__DIRECTION__: Write out all the entries word for word and omit any pictures.

__DATA FOR THE TASK__:
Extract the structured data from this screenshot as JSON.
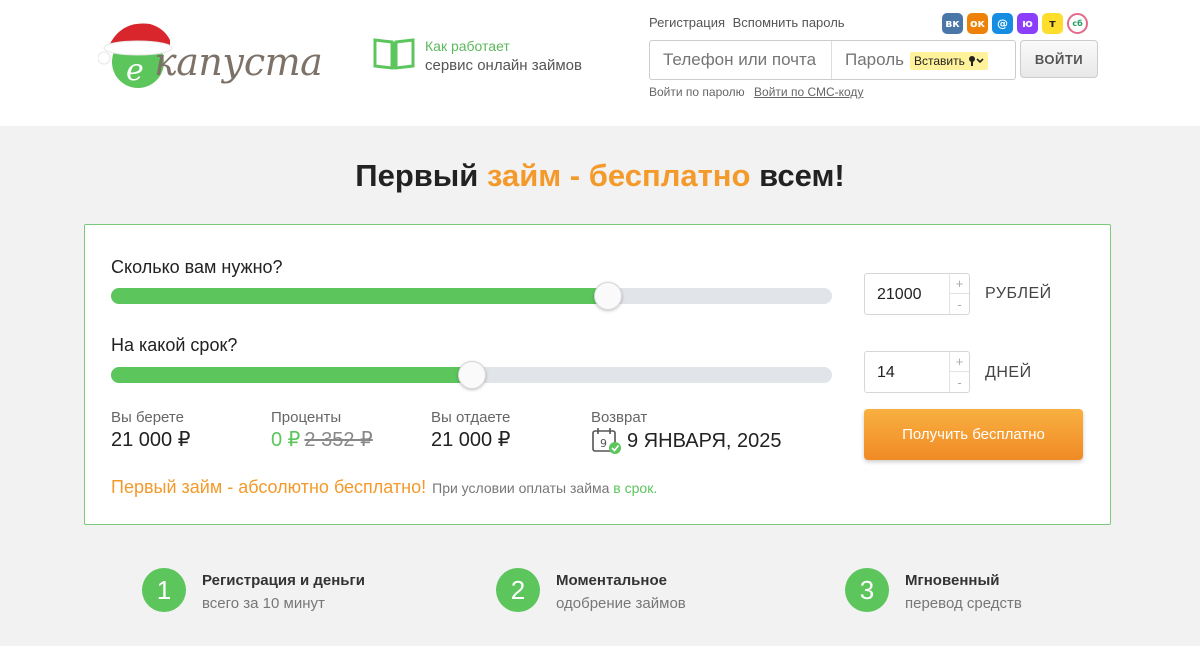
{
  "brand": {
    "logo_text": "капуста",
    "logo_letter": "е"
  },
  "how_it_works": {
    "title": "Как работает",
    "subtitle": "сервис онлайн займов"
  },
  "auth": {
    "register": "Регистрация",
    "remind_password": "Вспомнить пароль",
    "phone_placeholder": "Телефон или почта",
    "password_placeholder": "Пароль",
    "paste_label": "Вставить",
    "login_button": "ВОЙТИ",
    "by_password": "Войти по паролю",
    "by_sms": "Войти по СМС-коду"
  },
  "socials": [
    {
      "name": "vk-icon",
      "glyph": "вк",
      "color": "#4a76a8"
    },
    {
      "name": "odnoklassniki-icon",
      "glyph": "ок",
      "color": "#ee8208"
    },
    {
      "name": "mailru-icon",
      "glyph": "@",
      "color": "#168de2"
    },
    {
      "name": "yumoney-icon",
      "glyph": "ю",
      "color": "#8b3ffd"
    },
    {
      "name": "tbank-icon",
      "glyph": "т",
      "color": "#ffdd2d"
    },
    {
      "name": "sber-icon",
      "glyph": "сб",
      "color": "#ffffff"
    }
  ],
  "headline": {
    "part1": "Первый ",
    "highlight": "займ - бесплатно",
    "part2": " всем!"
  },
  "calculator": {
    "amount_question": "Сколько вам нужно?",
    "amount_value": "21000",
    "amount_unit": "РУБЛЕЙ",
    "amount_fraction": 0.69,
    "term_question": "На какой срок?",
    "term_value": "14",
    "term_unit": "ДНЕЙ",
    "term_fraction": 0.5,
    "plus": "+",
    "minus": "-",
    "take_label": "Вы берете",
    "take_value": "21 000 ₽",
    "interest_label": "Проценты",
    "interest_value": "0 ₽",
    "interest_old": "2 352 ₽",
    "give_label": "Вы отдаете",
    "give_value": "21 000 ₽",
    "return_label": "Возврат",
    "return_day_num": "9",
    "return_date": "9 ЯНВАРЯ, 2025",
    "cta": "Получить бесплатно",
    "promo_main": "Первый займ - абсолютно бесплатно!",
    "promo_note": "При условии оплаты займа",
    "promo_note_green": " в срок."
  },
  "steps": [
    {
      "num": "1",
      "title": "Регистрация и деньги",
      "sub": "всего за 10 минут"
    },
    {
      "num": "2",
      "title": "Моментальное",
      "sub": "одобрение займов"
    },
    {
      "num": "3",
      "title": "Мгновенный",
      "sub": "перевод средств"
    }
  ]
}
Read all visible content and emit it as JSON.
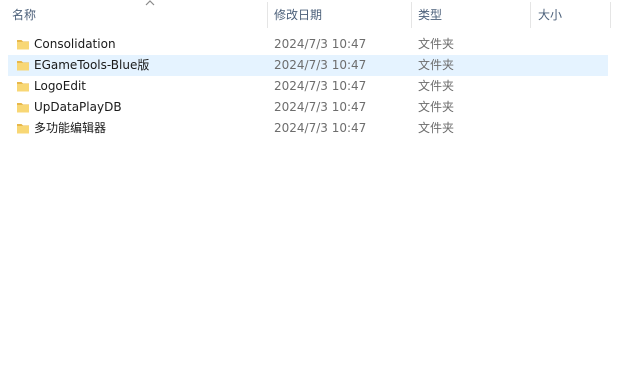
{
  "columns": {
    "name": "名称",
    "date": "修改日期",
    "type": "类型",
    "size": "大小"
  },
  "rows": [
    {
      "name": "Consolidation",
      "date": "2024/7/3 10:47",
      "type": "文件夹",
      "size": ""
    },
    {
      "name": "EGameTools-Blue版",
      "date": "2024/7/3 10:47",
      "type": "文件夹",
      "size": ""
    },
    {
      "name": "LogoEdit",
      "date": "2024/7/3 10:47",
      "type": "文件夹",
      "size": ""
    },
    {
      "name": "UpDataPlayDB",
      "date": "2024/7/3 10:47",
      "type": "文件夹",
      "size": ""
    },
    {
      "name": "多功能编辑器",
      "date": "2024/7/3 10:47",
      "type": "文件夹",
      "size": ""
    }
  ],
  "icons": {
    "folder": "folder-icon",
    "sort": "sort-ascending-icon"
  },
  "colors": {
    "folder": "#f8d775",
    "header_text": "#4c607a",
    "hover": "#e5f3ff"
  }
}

__FULL RESPONSE__:
Extract the structured data from this screenshot as JSON.
{
  "brand": {
    "logo_text": "капуста",
    "logo_letter": "е"
  },
  "how_it_works": {
    "title": "Как работает",
    "subtitle": "сервис онлайн займов"
  },
  "auth": {
    "register": "Регистрация",
    "remind_password": "Вспомнить пароль",
    "phone_placeholder": "Телефон или почта",
    "password_placeholder": "Пароль",
    "paste_label": "Вставить",
    "login_button": "ВОЙТИ",
    "by_password": "Войти по паролю",
    "by_sms": "Войти по СМС-коду"
  },
  "socials": [
    {
      "name": "vk-icon",
      "glyph": "вк",
      "color": "#4a76a8"
    },
    {
      "name": "odnoklassniki-icon",
      "glyph": "ок",
      "color": "#ee8208"
    },
    {
      "name": "mailru-icon",
      "glyph": "@",
      "color": "#168de2"
    },
    {
      "name": "yumoney-icon",
      "glyph": "ю",
      "color": "#8b3ffd"
    },
    {
      "name": "tbank-icon",
      "glyph": "т",
      "color": "#ffdd2d"
    },
    {
      "name": "sber-icon",
      "glyph": "сб",
      "color": "#ffffff"
    }
  ],
  "headline": {
    "part1": "Первый ",
    "highlight": "займ - бесплатно",
    "part2": " всем!"
  },
  "calculator": {
    "amount_question": "Сколько вам нужно?",
    "amount_value": "21000",
    "amount_unit": "РУБЛЕЙ",
    "amount_fraction": 0.69,
    "term_question": "На какой срок?",
    "term_value": "14",
    "term_unit": "ДНЕЙ",
    "term_fraction": 0.5,
    "plus": "+",
    "minus": "-",
    "take_label": "Вы берете",
    "take_value": "21 000 ₽",
    "interest_label": "Проценты",
    "interest_value": "0 ₽",
    "interest_old": "2 352 ₽",
    "give_label": "Вы отдаете",
    "give_value": "21 000 ₽",
    "return_label": "Возврат",
    "return_day_num": "9",
    "return_date": "9 ЯНВАРЯ, 2025",
    "cta": "Получить бесплатно",
    "promo_main": "Первый займ - абсолютно бесплатно!",
    "promo_note": "При условии оплаты займа",
    "promo_note_green": " в срок."
  },
  "steps": [
    {
      "num": "1",
      "title": "Регистрация и деньги",
      "sub": "всего за 10 минут"
    },
    {
      "num": "2",
      "title": "Моментальное",
      "sub": "одобрение займов"
    },
    {
      "num": "3",
      "title": "Мгновенный",
      "sub": "перевод средств"
    }
  ]
}
Read all visible content and emit it as JSON.
{
  "columns": {
    "name": "名称",
    "date": "修改日期",
    "type": "类型",
    "size": "大小"
  },
  "rows": [
    {
      "name": "Consolidation",
      "date": "2024/7/3 10:47",
      "type": "文件夹",
      "size": ""
    },
    {
      "name": "EGameTools-Blue版",
      "date": "2024/7/3 10:47",
      "type": "文件夹",
      "size": ""
    },
    {
      "name": "LogoEdit",
      "date": "2024/7/3 10:47",
      "type": "文件夹",
      "size": ""
    },
    {
      "name": "UpDataPlayDB",
      "date": "2024/7/3 10:47",
      "type": "文件夹",
      "size": ""
    },
    {
      "name": "多功能编辑器",
      "date": "2024/7/3 10:47",
      "type": "文件夹",
      "size": ""
    }
  ],
  "icons": {
    "folder": "folder-icon",
    "sort": "sort-ascending-icon"
  },
  "colors": {
    "folder": "#f8d775",
    "header_text": "#4c607a",
    "hover": "#e5f3ff"
  }
}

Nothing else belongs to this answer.